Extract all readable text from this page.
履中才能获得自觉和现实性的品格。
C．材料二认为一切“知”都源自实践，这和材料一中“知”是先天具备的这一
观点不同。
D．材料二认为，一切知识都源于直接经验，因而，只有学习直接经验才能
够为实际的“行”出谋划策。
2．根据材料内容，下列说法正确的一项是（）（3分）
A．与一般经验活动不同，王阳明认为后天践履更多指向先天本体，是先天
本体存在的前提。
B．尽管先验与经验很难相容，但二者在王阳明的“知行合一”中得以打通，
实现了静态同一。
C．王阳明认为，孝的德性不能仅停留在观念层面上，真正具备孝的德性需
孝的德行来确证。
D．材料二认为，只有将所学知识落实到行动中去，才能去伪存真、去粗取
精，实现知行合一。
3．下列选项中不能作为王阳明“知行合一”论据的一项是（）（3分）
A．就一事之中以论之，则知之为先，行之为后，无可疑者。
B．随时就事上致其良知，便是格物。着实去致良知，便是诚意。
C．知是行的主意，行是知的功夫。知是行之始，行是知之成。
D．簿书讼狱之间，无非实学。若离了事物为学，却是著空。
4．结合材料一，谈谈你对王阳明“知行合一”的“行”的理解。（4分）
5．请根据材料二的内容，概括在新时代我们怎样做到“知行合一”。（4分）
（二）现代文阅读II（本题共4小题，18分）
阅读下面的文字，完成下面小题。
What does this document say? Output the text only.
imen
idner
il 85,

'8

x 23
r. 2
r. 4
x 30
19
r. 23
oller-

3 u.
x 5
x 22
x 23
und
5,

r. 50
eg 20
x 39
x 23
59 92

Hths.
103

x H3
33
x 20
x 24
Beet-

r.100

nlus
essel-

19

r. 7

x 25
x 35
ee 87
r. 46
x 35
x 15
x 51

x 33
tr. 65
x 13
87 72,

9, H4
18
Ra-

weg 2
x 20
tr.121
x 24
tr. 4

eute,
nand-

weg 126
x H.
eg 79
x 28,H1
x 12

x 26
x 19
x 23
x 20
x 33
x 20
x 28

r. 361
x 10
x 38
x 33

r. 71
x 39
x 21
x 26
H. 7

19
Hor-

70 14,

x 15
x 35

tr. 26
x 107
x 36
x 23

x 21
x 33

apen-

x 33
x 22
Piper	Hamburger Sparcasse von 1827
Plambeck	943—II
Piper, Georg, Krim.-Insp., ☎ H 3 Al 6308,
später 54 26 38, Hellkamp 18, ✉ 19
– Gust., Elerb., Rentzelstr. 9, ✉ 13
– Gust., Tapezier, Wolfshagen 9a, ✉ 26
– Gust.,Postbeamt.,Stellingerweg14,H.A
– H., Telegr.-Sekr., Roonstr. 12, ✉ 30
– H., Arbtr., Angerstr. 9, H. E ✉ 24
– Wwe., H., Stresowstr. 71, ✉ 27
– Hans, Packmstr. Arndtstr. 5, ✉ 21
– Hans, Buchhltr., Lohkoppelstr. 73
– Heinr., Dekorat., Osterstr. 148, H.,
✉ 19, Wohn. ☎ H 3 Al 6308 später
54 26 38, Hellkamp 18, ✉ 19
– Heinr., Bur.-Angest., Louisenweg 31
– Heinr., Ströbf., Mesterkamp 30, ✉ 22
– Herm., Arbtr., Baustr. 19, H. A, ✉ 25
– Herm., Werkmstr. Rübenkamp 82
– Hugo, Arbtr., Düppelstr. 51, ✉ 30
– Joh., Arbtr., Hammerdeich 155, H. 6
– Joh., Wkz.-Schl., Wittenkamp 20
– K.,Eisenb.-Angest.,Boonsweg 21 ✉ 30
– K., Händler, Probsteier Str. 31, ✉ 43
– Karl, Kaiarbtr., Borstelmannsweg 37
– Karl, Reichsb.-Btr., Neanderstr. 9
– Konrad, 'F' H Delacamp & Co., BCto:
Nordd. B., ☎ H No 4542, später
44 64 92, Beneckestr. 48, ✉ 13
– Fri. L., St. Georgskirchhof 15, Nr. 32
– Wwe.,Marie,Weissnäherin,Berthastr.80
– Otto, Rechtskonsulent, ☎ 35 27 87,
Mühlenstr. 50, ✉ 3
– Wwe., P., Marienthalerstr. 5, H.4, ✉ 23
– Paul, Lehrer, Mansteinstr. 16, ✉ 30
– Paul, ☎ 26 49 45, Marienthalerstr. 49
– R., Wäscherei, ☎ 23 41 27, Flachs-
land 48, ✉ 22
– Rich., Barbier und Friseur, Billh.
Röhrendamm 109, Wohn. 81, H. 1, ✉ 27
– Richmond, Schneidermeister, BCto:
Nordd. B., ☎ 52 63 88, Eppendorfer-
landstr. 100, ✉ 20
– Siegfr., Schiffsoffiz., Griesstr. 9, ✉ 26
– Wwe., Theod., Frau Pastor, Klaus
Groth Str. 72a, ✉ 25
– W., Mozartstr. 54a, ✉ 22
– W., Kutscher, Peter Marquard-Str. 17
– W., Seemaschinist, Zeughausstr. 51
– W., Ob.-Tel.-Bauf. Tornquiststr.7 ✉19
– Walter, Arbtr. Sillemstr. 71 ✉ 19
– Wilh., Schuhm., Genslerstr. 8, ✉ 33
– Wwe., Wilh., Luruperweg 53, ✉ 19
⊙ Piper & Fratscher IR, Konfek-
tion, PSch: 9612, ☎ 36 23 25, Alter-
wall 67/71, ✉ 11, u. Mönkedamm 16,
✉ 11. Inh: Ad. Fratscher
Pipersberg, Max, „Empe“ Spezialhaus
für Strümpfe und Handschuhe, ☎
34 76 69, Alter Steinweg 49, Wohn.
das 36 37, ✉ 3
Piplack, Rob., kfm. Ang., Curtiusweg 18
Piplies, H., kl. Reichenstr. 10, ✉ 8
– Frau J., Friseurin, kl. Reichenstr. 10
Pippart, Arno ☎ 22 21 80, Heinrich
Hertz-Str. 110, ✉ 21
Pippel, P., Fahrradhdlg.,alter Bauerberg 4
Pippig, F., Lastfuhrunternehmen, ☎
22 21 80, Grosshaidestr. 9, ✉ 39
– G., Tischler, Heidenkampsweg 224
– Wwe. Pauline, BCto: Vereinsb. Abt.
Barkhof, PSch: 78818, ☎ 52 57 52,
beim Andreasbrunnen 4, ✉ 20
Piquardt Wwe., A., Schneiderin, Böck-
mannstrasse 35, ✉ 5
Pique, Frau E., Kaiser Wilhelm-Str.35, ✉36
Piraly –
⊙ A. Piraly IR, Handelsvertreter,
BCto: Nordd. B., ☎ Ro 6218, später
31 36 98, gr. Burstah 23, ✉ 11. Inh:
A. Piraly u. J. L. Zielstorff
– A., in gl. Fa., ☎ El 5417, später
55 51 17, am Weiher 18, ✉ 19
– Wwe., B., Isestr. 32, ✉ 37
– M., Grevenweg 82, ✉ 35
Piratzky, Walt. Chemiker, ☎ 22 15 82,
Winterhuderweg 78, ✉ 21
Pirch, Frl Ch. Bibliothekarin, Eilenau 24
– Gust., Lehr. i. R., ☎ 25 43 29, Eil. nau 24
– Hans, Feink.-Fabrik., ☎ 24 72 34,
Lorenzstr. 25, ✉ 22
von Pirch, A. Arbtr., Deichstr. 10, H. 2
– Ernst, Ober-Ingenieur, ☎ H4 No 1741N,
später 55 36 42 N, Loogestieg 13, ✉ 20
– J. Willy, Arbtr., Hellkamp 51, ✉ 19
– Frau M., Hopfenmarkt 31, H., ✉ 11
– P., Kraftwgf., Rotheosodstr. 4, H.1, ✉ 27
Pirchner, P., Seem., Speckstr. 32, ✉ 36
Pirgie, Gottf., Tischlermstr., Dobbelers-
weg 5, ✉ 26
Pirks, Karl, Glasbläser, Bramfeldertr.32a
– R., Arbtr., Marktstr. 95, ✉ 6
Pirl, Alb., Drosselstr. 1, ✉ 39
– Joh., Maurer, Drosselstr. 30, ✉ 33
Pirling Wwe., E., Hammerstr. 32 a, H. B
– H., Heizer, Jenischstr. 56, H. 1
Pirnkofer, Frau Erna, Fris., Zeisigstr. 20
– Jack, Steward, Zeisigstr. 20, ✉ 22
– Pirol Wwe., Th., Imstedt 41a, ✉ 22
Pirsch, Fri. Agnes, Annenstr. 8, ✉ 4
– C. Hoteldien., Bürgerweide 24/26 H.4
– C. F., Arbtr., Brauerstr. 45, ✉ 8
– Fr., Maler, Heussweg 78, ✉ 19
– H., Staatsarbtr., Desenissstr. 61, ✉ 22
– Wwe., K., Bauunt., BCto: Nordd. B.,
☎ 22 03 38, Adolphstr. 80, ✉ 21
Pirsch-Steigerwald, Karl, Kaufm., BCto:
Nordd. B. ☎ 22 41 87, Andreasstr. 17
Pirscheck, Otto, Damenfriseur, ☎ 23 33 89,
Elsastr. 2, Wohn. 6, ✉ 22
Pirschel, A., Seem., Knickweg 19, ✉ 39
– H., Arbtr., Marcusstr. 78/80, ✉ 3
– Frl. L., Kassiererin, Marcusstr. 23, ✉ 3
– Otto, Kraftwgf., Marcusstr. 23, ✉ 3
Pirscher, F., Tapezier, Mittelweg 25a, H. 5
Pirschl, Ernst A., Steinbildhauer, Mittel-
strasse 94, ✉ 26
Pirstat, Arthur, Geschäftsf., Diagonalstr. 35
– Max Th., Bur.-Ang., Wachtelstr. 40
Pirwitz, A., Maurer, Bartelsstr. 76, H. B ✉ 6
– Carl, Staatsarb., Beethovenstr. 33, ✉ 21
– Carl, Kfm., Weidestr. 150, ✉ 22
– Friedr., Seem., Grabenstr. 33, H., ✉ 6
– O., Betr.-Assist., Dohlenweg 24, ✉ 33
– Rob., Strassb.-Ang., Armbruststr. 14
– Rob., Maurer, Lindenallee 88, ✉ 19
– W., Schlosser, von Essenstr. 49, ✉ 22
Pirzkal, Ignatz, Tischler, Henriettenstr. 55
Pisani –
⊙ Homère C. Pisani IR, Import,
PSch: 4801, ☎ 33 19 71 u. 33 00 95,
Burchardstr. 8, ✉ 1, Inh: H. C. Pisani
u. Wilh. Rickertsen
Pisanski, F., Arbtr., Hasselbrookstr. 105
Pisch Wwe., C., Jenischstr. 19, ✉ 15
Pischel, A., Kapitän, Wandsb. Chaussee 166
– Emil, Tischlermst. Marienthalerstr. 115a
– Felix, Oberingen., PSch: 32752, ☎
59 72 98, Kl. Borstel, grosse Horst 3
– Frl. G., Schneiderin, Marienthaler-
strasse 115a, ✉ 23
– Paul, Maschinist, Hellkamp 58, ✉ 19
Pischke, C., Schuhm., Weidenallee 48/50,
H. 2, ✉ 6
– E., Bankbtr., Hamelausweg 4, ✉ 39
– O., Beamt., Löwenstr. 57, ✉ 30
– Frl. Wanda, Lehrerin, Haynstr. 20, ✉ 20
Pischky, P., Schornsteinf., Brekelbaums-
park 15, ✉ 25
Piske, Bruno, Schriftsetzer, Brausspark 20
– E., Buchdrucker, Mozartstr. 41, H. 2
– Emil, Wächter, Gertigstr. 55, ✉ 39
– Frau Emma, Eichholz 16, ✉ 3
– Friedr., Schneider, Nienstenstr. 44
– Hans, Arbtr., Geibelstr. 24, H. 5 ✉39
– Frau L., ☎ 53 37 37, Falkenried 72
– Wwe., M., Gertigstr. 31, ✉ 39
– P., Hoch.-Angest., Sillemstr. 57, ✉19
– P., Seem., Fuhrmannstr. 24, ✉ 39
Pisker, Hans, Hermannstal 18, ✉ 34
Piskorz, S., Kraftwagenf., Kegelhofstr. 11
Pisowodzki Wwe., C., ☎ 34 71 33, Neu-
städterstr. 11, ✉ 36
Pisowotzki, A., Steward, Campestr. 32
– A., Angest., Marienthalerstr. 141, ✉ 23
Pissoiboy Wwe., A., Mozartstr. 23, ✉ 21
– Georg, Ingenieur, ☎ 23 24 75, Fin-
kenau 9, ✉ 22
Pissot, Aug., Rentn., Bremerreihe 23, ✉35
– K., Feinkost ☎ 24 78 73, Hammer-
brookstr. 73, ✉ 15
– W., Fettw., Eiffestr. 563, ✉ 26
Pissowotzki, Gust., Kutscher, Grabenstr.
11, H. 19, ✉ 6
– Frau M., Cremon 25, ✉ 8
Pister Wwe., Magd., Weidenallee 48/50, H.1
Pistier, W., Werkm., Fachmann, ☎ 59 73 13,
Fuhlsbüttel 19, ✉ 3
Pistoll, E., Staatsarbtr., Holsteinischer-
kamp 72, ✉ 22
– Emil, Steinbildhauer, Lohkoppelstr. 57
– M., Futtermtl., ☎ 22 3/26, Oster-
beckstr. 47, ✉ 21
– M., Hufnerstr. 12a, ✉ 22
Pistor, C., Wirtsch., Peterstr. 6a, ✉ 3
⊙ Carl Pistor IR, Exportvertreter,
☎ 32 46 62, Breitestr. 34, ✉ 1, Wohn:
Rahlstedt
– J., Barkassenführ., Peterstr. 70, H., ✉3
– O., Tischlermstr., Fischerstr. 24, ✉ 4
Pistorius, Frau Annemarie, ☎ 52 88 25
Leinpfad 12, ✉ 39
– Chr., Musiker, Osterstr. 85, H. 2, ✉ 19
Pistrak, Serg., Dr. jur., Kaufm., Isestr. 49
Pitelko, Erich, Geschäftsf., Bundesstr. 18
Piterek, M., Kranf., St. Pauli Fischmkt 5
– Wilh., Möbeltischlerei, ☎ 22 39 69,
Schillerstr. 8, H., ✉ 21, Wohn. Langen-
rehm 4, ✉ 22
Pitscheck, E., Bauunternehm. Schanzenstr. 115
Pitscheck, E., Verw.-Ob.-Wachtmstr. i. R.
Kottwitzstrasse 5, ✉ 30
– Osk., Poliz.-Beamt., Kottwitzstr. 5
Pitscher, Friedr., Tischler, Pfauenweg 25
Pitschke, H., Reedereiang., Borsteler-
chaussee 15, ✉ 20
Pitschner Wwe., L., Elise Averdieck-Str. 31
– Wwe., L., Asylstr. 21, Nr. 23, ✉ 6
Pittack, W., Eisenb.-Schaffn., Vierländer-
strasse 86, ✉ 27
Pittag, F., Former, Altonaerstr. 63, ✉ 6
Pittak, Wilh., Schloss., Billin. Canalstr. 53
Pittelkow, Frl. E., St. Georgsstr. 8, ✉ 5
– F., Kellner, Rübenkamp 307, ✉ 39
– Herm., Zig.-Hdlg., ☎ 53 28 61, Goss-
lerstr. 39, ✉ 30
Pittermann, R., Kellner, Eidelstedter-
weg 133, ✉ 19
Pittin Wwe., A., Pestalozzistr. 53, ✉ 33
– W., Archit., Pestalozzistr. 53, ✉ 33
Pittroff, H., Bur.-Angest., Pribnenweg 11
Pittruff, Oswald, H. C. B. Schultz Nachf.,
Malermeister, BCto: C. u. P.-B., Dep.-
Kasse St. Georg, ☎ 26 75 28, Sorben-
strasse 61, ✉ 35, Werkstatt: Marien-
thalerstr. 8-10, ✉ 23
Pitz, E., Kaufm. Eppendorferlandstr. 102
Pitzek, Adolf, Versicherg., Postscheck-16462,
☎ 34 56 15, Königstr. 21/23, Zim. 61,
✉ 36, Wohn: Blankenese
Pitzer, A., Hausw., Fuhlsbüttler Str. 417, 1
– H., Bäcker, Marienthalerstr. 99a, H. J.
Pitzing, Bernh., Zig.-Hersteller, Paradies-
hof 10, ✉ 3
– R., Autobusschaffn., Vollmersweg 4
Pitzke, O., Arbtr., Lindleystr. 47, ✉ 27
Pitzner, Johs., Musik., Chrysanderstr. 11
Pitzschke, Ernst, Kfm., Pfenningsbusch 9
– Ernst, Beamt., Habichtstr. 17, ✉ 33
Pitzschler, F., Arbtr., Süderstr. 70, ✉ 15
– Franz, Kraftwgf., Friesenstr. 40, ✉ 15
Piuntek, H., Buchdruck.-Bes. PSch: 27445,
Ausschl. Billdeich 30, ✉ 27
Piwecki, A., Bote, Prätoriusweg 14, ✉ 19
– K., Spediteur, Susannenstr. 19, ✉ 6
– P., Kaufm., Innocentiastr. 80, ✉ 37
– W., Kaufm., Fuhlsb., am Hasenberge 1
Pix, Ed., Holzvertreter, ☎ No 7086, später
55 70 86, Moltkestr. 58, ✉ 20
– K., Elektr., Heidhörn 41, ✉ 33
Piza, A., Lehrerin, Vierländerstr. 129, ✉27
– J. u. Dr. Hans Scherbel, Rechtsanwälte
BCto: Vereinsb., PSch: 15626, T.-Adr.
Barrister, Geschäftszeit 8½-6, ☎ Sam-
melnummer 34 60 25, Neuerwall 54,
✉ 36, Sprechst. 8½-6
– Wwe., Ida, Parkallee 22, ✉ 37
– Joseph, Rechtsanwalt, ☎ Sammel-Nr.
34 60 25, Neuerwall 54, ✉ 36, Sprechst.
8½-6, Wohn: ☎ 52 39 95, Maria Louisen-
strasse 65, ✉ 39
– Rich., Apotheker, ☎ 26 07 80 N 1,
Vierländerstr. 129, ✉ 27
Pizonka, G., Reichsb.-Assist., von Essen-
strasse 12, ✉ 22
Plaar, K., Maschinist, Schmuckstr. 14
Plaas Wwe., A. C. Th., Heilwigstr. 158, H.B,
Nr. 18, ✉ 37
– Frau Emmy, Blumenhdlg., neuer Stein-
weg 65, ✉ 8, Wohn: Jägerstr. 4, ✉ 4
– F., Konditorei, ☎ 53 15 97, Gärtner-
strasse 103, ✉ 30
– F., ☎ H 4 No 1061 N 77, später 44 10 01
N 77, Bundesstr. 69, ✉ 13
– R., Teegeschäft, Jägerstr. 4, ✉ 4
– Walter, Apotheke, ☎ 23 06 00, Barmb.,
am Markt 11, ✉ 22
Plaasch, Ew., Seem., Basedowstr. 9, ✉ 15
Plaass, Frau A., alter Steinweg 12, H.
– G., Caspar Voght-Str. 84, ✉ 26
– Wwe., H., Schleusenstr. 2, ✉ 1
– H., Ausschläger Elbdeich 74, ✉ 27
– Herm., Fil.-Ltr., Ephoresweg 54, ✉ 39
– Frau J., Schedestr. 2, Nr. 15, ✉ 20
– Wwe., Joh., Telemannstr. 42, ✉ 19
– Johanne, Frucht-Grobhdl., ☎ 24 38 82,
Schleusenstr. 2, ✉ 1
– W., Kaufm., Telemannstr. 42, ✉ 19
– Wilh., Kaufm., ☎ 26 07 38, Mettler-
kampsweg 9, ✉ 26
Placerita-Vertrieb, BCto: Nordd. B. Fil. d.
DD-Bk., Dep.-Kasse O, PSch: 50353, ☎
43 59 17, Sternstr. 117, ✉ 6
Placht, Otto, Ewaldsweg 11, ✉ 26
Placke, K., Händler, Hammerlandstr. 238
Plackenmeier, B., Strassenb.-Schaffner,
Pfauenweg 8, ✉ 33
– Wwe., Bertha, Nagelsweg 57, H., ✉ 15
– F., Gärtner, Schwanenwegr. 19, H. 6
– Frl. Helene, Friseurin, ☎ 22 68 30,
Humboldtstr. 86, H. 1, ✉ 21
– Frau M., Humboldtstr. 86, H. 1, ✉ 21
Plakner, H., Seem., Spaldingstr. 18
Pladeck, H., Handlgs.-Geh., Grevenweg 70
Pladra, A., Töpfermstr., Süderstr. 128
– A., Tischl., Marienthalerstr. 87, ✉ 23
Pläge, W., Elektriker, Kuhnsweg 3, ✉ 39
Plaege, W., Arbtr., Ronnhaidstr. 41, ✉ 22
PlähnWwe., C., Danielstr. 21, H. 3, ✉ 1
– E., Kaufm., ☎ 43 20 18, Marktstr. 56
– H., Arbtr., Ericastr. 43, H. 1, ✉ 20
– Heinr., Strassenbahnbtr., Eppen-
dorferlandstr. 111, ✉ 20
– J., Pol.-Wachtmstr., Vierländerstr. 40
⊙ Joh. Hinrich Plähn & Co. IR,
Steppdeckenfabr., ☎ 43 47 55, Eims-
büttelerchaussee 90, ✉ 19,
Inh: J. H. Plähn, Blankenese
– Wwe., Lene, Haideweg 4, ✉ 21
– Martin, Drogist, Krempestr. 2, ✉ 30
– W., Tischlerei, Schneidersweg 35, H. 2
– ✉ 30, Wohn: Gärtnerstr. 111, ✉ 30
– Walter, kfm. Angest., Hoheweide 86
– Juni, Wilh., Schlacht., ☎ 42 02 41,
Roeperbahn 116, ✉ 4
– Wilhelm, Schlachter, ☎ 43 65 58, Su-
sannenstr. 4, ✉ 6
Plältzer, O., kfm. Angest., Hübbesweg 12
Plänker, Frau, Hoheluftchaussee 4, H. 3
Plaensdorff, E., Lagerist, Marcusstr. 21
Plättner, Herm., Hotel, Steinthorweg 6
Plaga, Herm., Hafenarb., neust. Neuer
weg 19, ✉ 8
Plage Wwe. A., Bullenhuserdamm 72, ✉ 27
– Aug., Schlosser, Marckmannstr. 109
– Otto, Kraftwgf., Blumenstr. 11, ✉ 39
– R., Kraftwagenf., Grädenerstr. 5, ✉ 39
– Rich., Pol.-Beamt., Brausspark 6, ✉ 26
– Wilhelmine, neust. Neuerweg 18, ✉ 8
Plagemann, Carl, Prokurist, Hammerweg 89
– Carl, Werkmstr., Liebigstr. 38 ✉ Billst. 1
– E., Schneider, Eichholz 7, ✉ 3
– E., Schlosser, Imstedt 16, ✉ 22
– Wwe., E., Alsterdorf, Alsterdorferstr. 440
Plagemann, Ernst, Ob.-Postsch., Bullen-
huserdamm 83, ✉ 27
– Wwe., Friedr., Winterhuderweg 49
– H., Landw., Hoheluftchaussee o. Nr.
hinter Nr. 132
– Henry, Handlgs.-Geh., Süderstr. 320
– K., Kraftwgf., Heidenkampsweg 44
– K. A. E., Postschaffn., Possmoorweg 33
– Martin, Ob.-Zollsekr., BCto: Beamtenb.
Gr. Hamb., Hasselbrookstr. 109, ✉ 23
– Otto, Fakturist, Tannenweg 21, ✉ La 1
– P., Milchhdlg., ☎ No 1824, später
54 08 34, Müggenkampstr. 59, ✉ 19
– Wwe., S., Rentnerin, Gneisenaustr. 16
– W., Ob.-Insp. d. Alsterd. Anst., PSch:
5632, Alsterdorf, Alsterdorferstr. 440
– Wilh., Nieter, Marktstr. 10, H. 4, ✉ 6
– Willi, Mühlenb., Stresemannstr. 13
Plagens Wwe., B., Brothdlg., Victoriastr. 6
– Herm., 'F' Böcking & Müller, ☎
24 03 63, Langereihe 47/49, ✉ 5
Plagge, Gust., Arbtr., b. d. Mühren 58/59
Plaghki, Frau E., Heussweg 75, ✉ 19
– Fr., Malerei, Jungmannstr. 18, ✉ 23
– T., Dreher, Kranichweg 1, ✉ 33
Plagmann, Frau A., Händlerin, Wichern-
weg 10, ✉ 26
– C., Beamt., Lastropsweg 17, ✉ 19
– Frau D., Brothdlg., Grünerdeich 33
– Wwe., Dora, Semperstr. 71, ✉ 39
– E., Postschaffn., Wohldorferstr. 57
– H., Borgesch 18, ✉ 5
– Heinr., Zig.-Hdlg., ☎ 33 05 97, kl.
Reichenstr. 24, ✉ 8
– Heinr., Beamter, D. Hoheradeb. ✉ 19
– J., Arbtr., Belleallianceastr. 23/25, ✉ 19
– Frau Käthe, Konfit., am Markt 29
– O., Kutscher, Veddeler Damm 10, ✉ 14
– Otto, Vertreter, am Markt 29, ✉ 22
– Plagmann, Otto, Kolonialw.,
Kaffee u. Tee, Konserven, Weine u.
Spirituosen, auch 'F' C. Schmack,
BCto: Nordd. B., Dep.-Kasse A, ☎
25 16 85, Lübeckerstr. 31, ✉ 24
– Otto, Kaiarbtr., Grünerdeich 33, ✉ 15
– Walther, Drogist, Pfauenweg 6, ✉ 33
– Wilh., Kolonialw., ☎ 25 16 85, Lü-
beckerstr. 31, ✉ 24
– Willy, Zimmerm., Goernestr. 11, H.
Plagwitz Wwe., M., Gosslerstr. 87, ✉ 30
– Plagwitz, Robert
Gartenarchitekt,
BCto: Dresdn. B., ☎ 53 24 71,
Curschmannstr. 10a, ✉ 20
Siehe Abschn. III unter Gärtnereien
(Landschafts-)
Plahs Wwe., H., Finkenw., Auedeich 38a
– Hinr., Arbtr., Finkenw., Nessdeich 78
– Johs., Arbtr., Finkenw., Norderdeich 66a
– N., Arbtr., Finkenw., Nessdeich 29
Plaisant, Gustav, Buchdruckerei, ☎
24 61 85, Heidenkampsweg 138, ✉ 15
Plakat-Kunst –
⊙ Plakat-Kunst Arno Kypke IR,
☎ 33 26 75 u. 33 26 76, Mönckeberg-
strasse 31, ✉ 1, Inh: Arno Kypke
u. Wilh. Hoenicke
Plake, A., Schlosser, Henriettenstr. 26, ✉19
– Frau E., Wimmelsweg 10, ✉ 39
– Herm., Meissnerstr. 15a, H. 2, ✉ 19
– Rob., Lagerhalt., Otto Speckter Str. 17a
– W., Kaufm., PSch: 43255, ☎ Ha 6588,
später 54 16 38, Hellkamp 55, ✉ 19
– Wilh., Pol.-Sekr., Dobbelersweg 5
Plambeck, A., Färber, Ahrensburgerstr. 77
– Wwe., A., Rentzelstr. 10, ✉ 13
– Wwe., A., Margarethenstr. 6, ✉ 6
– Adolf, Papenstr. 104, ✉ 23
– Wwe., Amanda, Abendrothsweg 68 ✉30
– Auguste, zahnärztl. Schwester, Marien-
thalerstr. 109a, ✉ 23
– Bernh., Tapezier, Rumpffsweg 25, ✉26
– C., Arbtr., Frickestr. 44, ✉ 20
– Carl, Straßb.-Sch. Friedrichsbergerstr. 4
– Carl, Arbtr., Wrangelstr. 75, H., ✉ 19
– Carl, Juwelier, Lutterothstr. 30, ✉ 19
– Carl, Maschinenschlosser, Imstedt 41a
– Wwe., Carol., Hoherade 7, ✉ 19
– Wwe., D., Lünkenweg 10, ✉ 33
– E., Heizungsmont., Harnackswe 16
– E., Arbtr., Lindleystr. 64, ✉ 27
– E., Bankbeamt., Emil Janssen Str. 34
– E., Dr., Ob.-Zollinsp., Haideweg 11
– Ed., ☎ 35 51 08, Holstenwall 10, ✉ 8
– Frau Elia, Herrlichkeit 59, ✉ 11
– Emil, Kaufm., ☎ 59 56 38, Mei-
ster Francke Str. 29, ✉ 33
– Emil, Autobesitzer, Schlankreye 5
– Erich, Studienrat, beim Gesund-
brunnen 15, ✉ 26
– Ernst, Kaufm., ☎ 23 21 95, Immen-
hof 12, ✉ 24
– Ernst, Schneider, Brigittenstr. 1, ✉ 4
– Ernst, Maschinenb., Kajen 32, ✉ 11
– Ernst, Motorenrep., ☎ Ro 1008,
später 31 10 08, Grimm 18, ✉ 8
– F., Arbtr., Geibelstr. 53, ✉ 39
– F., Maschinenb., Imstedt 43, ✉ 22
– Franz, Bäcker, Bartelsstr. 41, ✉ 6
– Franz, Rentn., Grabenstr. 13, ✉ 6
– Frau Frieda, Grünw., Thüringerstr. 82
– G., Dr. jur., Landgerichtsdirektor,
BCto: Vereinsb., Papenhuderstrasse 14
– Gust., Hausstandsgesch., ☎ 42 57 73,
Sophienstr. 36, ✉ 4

#### Your instructions
State how many lines in the records above contain the word "Schleusenstr", and give only that number.

#### Solution to the problem
2